Records for this task —
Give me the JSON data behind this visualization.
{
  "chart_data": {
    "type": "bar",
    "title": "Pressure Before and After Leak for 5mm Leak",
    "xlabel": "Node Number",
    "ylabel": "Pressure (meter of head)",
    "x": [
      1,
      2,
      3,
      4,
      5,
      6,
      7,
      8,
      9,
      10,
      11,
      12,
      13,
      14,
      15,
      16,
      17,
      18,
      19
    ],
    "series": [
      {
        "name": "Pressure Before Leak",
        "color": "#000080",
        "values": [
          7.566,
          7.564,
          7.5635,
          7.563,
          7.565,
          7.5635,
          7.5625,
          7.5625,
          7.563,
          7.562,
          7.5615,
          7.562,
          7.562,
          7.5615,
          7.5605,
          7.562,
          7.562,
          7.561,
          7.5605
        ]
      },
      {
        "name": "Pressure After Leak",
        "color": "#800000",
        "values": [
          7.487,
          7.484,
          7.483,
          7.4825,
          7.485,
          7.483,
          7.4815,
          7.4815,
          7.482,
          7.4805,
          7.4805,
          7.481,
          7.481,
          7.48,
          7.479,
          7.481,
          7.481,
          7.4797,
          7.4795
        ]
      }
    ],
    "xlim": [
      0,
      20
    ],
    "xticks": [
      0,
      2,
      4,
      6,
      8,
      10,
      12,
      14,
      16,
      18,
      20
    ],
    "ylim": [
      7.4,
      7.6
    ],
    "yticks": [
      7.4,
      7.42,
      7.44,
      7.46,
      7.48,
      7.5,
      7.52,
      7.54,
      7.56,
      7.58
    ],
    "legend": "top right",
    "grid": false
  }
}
* * *
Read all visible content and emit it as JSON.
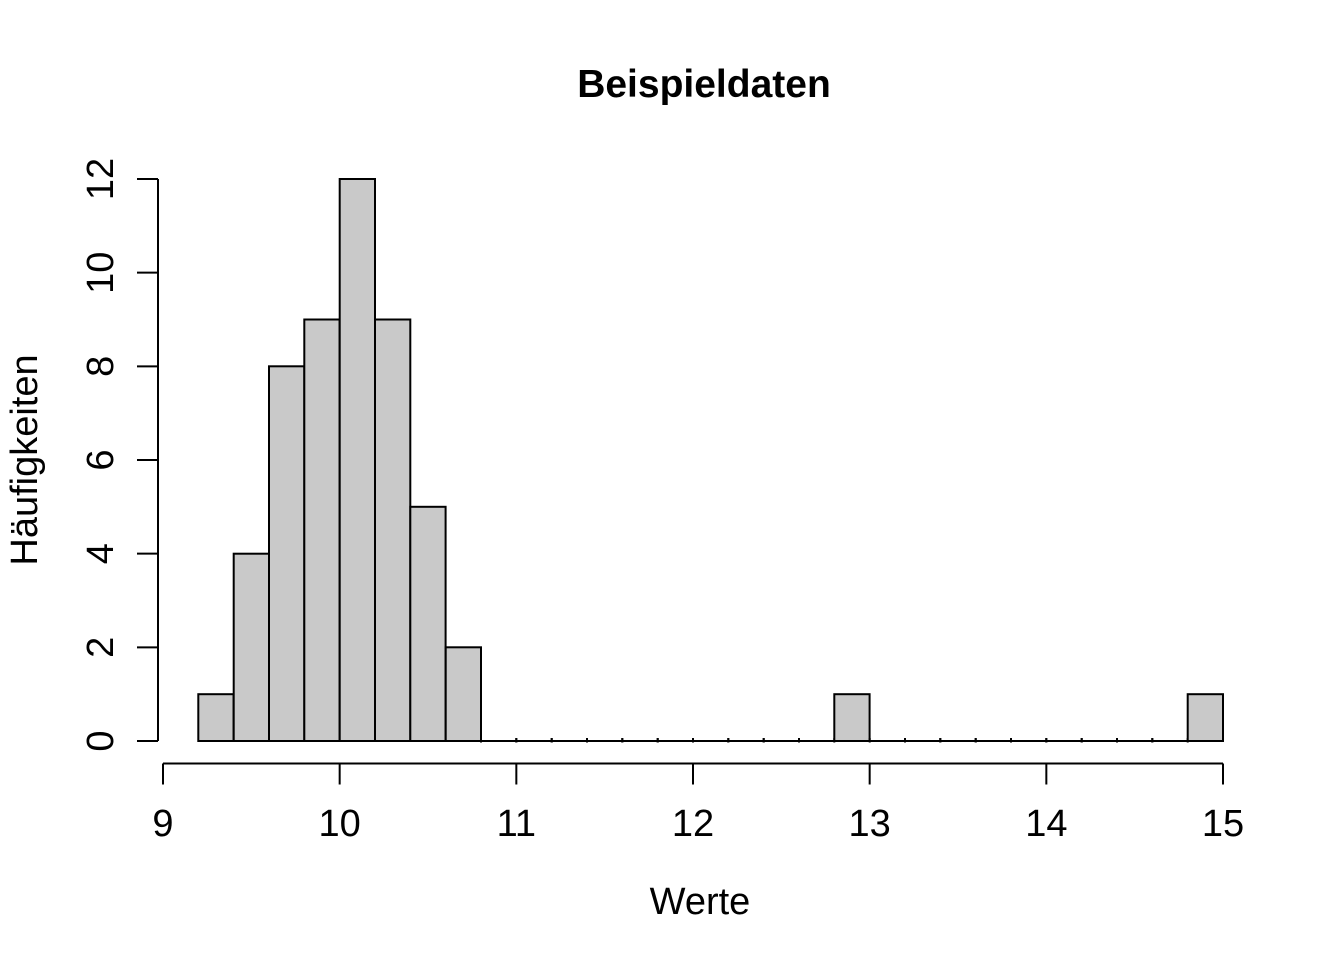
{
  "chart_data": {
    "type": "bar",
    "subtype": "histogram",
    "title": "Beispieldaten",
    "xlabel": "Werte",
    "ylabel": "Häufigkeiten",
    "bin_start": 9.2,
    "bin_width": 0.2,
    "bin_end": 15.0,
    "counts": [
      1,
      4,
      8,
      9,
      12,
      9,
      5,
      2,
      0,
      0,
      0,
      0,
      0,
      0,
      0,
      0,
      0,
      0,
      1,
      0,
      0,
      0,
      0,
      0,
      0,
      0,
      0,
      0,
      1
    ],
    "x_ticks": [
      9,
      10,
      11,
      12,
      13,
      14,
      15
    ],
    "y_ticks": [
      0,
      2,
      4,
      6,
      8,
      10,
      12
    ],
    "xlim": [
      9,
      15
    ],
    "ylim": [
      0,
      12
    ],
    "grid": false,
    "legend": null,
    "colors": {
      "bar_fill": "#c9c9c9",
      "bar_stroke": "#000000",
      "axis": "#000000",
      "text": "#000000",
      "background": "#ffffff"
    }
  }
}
==
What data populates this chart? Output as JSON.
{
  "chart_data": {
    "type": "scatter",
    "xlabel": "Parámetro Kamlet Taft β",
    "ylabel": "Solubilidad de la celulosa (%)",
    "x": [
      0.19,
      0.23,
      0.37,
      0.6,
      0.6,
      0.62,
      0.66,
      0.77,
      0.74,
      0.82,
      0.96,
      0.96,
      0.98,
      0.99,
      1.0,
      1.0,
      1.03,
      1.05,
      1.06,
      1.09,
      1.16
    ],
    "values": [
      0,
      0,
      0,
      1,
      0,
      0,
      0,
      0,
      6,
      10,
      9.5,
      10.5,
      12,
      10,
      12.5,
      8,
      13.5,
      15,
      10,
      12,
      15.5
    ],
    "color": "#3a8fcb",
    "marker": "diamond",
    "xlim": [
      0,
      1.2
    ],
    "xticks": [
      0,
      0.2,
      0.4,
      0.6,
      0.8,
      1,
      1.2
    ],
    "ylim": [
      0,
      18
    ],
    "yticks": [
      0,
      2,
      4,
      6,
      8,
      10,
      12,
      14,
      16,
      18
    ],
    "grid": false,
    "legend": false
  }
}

Requirement — Look through the material above and pick out each line holding the word "JSON".

Solved exercise —
Give me the JSON data behind this visualization.
Read all visible content and emit it as JSON.
What data populates this chart? Output as JSON.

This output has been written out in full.